— start of Rows —

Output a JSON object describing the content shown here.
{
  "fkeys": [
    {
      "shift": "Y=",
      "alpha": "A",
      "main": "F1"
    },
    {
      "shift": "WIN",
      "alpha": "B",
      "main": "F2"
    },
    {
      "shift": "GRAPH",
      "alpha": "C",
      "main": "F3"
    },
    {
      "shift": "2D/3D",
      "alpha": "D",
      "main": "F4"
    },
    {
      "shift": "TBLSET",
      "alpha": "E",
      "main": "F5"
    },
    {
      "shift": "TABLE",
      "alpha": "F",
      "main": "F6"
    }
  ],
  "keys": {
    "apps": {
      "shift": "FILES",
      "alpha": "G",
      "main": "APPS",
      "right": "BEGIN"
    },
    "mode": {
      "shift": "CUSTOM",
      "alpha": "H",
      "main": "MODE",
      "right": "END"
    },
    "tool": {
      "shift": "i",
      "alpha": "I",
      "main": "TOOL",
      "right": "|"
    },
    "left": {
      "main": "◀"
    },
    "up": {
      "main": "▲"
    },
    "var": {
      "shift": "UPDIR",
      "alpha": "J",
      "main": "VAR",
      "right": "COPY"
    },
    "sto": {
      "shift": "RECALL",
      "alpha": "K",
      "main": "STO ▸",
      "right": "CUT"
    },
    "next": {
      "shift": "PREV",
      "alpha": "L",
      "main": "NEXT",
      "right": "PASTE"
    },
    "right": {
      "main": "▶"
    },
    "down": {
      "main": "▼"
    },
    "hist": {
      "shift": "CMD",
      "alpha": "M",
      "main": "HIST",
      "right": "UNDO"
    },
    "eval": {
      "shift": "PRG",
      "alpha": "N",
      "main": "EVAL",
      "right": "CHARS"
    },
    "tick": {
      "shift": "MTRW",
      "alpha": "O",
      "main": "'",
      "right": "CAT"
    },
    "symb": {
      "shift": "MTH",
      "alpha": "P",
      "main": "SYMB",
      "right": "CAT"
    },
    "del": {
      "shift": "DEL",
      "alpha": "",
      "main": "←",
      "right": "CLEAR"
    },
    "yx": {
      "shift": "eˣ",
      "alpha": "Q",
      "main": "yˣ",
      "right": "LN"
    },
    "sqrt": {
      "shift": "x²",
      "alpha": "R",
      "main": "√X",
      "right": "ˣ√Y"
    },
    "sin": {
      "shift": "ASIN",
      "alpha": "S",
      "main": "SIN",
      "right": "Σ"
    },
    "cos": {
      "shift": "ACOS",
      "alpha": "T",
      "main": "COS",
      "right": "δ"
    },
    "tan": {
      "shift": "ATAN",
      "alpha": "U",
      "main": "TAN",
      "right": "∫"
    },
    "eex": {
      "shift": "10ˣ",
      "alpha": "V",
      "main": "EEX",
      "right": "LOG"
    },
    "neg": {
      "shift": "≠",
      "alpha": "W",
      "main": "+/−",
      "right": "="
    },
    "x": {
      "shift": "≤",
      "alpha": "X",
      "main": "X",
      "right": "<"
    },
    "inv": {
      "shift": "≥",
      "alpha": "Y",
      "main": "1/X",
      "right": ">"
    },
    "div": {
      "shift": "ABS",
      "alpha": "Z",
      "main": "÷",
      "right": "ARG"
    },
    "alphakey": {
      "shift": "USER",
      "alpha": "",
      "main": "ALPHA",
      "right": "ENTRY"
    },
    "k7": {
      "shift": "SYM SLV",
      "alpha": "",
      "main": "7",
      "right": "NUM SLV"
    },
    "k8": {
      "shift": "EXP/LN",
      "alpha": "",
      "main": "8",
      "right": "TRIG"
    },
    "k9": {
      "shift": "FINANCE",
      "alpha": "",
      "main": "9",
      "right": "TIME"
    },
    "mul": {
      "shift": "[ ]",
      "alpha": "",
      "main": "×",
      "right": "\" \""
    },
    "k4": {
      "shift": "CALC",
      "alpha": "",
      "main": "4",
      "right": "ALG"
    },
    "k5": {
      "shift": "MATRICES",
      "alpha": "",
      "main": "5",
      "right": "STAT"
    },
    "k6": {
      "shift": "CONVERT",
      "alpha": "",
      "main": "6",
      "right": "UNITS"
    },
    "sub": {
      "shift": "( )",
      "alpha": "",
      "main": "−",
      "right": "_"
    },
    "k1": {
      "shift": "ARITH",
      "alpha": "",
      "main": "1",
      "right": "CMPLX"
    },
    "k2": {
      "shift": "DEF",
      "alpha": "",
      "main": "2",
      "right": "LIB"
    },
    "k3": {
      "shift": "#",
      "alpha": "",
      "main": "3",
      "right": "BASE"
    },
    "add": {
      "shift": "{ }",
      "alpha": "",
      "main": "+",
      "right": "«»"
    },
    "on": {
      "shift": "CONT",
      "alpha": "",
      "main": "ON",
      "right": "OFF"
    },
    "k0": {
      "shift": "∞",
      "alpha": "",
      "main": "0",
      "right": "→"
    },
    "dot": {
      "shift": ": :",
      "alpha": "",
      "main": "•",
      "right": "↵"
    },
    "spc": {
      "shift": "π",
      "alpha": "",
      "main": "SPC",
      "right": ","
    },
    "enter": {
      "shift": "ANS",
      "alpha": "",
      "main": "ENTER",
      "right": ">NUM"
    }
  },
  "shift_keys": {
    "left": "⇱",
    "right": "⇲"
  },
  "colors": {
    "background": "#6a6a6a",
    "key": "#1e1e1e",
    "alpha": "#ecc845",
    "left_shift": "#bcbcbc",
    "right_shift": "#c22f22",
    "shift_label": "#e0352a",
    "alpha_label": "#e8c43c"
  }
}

— end of Rows —

> _Task description_:
Would you write down every record again, exactly?

> _Solved problem_:
Output a JSON object describing the content shown here.
{
  "fkeys": [
    {
      "shift": "Y=",
      "alpha": "A",
      "main": "F1"
    },
    {
      "shift": "WIN",
      "alpha": "B",
      "main": "F2"
    },
    {
      "shift": "GRAPH",
      "alpha": "C",
      "main": "F3"
    },
    {
      "shift": "2D/3D",
      "alpha": "D",
      "main": "F4"
    },
    {
      "shift": "TBLSET",
      "alpha": "E",
      "main": "F5"
    },
    {
      "shift": "TABLE",
      "alpha": "F",
      "main": "F6"
    }
  ],
  "keys": {
    "apps": {
      "shift": "FILES",
      "alpha": "G",
      "main": "APPS",
      "right": "BEGIN"
    },
    "mode": {
      "shift": "CUSTOM",
      "alpha": "H",
      "main": "MODE",
      "right": "END"
    },
    "tool": {
      "shift": "i",
      "alpha": "I",
      "main": "TOOL",
      "right": "|"
    },
    "left": {
      "main": "◀"
    },
    "up": {
      "main": "▲"
    },
    "var": {
      "shift": "UPDIR",
      "alpha": "J",
      "main": "VAR",
      "right": "COPY"
    },
    "sto": {
      "shift": "RECALL",
      "alpha": "K",
      "main": "STO ▸",
      "right": "CUT"
    },
    "next": {
      "shift": "PREV",
      "alpha": "L",
      "main": "NEXT",
      "right": "PASTE"
    },
    "right": {
      "main": "▶"
    },
    "down": {
      "main": "▼"
    },
    "hist": {
      "shift": "CMD",
      "alpha": "M",
      "main": "HIST",
      "right": "UNDO"
    },
    "eval": {
      "shift": "PRG",
      "alpha": "N",
      "main": "EVAL",
      "right": "CHARS"
    },
    "tick": {
      "shift": "MTRW",
      "alpha": "O",
      "main": "'",
      "right": "CAT"
    },
    "symb": {
      "shift": "MTH",
      "alpha": "P",
      "main": "SYMB",
      "right": "CAT"
    },
    "del": {
      "shift": "DEL",
      "alpha": "",
      "main": "←",
      "right": "CLEAR"
    },
    "yx": {
      "shift": "eˣ",
      "alpha": "Q",
      "main": "yˣ",
      "right": "LN"
    },
    "sqrt": {
      "shift": "x²",
      "alpha": "R",
      "main": "√X",
      "right": "ˣ√Y"
    },
    "sin": {
      "shift": "ASIN",
      "alpha": "S",
      "main": "SIN",
      "right": "Σ"
    },
    "cos": {
      "shift": "ACOS",
      "alpha": "T",
      "main": "COS",
      "right": "δ"
    },
    "tan": {
      "shift": "ATAN",
      "alpha": "U",
      "main": "TAN",
      "right": "∫"
    },
    "eex": {
      "shift": "10ˣ",
      "alpha": "V",
      "main": "EEX",
      "right": "LOG"
    },
    "neg": {
      "shift": "≠",
      "alpha": "W",
      "main": "+/−",
      "right": "="
    },
    "x": {
      "shift": "≤",
      "alpha": "X",
      "main": "X",
      "right": "<"
    },
    "inv": {
      "shift": "≥",
      "alpha": "Y",
      "main": "1/X",
      "right": ">"
    },
    "div": {
      "shift": "ABS",
      "alpha": "Z",
      "main": "÷",
      "right": "ARG"
    },
    "alphakey": {
      "shift": "USER",
      "alpha": "",
      "main": "ALPHA",
      "right": "ENTRY"
    },
    "k7": {
      "shift": "SYM SLV",
      "alpha": "",
      "main": "7",
      "right": "NUM SLV"
    },
    "k8": {
      "shift": "EXP/LN",
      "alpha": "",
      "main": "8",
      "right": "TRIG"
    },
    "k9": {
      "shift": "FINANCE",
      "alpha": "",
      "main": "9",
      "right": "TIME"
    },
    "mul": {
      "shift": "[ ]",
      "alpha": "",
      "main": "×",
      "right": "\" \""
    },
    "k4": {
      "shift": "CALC",
      "alpha": "",
      "main": "4",
      "right": "ALG"
    },
    "k5": {
      "shift": "MATRICES",
      "alpha": "",
      "main": "5",
      "right": "STAT"
    },
    "k6": {
      "shift": "CONVERT",
      "alpha": "",
      "main": "6",
      "right": "UNITS"
    },
    "sub": {
      "shift": "( )",
      "alpha": "",
      "main": "−",
      "right": "_"
    },
    "k1": {
      "shift": "ARITH",
      "alpha": "",
      "main": "1",
      "right": "CMPLX"
    },
    "k2": {
      "shift": "DEF",
      "alpha": "",
      "main": "2",
      "right": "LIB"
    },
    "k3": {
      "shift": "#",
      "alpha": "",
      "main": "3",
      "right": "BASE"
    },
    "add": {
      "shift": "{ }",
      "alpha": "",
      "main": "+",
      "right": "«»"
    },
    "on": {
      "shift": "CONT",
      "alpha": "",
      "main": "ON",
      "right": "OFF"
    },
    "k0": {
      "shift": "∞",
      "alpha": "",
      "main": "0",
      "right": "→"
    },
    "dot": {
      "shift": ": :",
      "alpha": "",
      "main": "•",
      "right": "↵"
    },
    "spc": {
      "shift": "π",
      "alpha": "",
      "main": "SPC",
      "right": ","
    },
    "enter": {
      "shift": "ANS",
      "alpha": "",
      "main": "ENTER",
      "right": ">NUM"
    }
  },
  "shift_keys": {
    "left": "⇱",
    "right": "⇲"
  },
  "colors": {
    "background": "#6a6a6a",
    "key": "#1e1e1e",
    "alpha": "#ecc845",
    "left_shift": "#bcbcbc",
    "right_shift": "#c22f22",
    "shift_label": "#e0352a",
    "alpha_label": "#e8c43c"
  }
}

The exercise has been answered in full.